:: DATASET ROWS ::
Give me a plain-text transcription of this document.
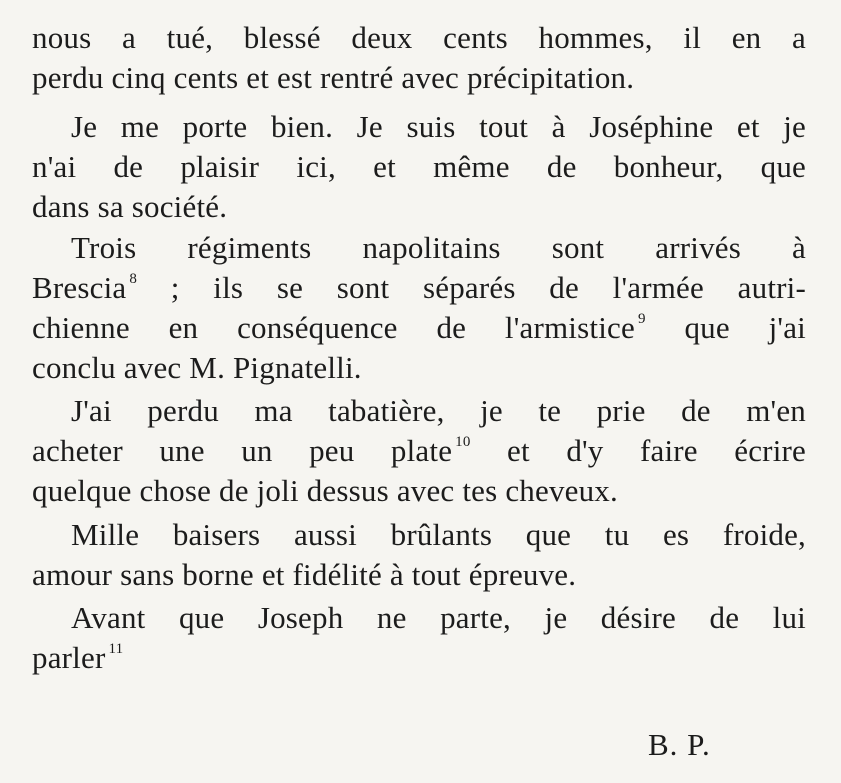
nous a tué, blessé deux cents hommes, il en a
perdu cinq cents et est rentré avec précipitation.
Je me porte bien. Je suis tout à Joséphine et je
n'ai de plaisir ici, et même de bonheur, que
dans sa société.
Trois régiments napolitains sont arrivés à
Brescia $^8$ ; ils se sont séparés de l'armée autri-
chienne en conséquence de l'armistice $^9$ que j'ai
conclu avec M. Pignatelli.
J'ai perdu ma tabatière, je te prie de m'en
acheter une un peu plate $^{10}$ et d'y faire écrire
quelque chose de joli dessus avec tes cheveux.
Mille baisers aussi brûlants que tu es froide,
amour sans borne et fidélité à tout épreuve.
Avant que Joseph ne parte, je désire de lui
parler $^{11}$
B. P.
:::
WHAT TO PRODUCE: Report how many lines of the listing above include the word "sont". Say nothing but the number.

THE SOLUTION: 2